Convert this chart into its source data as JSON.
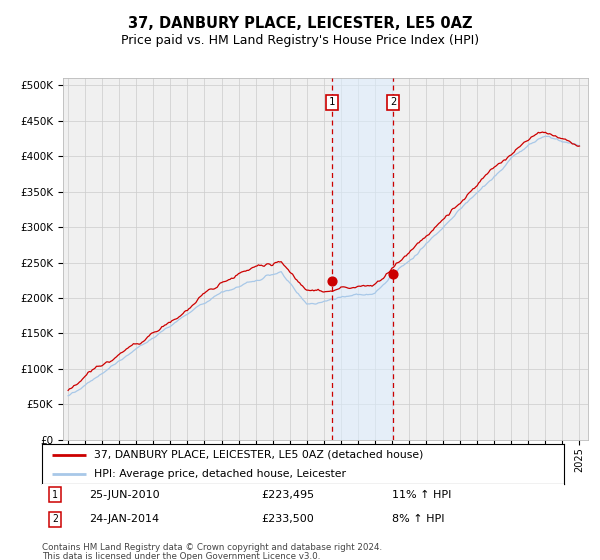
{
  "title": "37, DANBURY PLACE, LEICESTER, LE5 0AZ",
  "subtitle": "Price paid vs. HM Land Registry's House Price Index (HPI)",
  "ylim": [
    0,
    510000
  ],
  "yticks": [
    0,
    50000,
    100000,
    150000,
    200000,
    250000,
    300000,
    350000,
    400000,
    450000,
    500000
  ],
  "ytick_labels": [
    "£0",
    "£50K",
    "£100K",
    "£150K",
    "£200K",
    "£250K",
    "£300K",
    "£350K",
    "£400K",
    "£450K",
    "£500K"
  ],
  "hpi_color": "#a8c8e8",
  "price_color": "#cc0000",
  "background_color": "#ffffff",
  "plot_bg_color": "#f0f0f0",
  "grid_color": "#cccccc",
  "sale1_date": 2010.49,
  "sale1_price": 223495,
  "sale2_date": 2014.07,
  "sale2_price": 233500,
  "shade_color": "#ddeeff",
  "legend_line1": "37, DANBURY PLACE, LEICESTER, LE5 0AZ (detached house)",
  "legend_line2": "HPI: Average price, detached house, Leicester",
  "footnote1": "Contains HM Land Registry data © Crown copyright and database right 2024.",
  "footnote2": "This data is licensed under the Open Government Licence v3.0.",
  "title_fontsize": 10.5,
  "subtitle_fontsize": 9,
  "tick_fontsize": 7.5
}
========================
> _Exercise requirements_:
From the data, collect all lines where the string "PLACE" appears.

> _Written response_:
  "title": "37, DANBURY PLACE, LEICESTER, LE5 0AZ",
  "legend_line1": "37, DANBURY PLACE, LEICESTER, LE5 0AZ (detached house)",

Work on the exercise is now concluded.